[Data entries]
◇ ◇ ◇ ◇ ◇
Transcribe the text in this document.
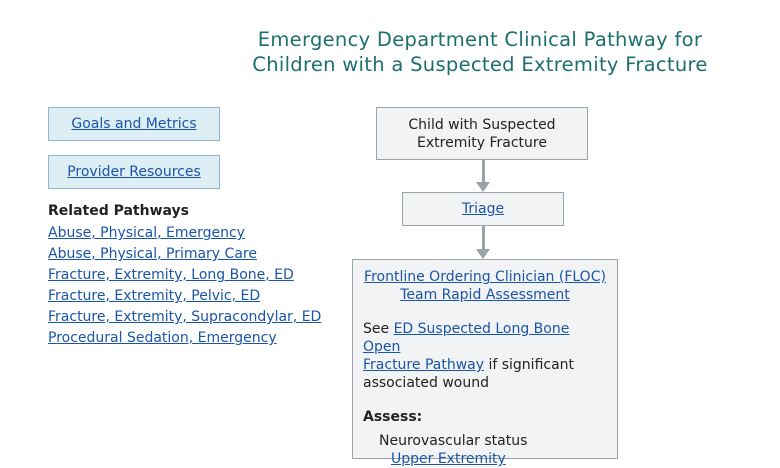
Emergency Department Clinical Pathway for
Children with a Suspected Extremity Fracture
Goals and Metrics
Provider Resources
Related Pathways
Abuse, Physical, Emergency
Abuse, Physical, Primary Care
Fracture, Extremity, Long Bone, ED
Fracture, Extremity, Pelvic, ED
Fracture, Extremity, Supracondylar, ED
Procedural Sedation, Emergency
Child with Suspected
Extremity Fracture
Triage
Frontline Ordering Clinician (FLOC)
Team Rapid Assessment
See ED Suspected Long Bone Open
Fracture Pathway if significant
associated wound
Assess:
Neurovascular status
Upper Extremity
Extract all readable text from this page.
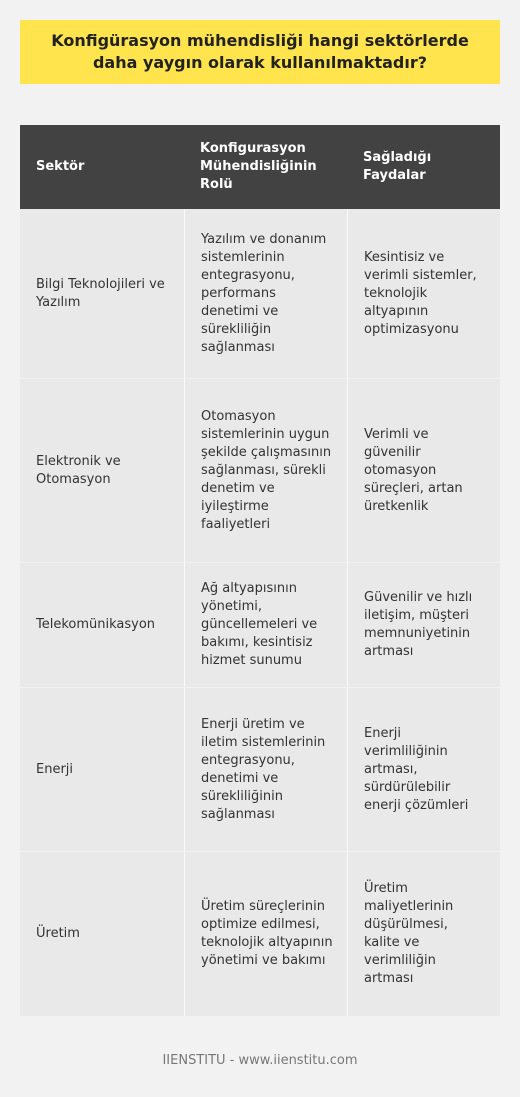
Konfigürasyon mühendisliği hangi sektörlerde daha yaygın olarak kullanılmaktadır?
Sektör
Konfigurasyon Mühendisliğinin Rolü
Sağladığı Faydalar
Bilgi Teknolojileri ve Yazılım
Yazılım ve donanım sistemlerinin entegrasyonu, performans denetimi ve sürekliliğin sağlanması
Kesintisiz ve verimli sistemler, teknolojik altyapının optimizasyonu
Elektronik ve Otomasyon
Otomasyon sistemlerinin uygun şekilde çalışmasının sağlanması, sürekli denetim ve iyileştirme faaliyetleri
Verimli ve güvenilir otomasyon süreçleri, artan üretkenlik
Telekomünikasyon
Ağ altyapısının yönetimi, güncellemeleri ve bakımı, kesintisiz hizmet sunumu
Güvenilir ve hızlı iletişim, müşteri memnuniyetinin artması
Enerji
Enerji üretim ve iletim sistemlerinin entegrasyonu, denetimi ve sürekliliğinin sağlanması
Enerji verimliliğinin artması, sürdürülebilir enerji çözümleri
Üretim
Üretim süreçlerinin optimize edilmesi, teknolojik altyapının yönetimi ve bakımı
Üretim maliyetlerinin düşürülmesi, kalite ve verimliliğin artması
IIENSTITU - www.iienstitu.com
◇ ◇ ◇ ◇ ◇
_Description of the task_. Reproduce the data word for word, excluding its pictures.

_Task result_.
Transcribe the text in this document.
Emergency Department Clinical Pathway for
Children with a Suspected Extremity Fracture
Goals and Metrics
Provider Resources
Related Pathways
Abuse, Physical, Emergency
Abuse, Physical, Primary Care
Fracture, Extremity, Long Bone, ED
Fracture, Extremity, Pelvic, ED
Fracture, Extremity, Supracondylar, ED
Procedural Sedation, Emergency
Child with Suspected
Extremity Fracture
Triage
Frontline Ordering Clinician (FLOC)
Team Rapid Assessment
See ED Suspected Long Bone Open
Fracture Pathway if significant
associated wound
Assess:
Neurovascular status
Upper Extremity
Extract all readable text from this page.
Konfigürasyon mühendisliği hangi sektörlerde daha yaygın olarak kullanılmaktadır?
Sektör
Konfigurasyon Mühendisliğinin Rolü
Sağladığı Faydalar
Bilgi Teknolojileri ve Yazılım
Yazılım ve donanım sistemlerinin entegrasyonu, performans denetimi ve sürekliliğin sağlanması
Kesintisiz ve verimli sistemler, teknolojik altyapının optimizasyonu
Elektronik ve Otomasyon
Otomasyon sistemlerinin uygun şekilde çalışmasının sağlanması, sürekli denetim ve iyileştirme faaliyetleri
Verimli ve güvenilir otomasyon süreçleri, artan üretkenlik
Telekomünikasyon
Ağ altyapısının yönetimi, güncellemeleri ve bakımı, kesintisiz hizmet sunumu
Güvenilir ve hızlı iletişim, müşteri memnuniyetinin artması
Enerji
Enerji üretim ve iletim sistemlerinin entegrasyonu, denetimi ve sürekliliğinin sağlanması
Enerji verimliliğinin artması, sürdürülebilir enerji çözümleri
Üretim
Üretim süreçlerinin optimize edilmesi, teknolojik altyapının yönetimi ve bakımı
Üretim maliyetlerinin düşürülmesi, kalite ve verimliliğin artması
IIENSTITU - www.iienstitu.com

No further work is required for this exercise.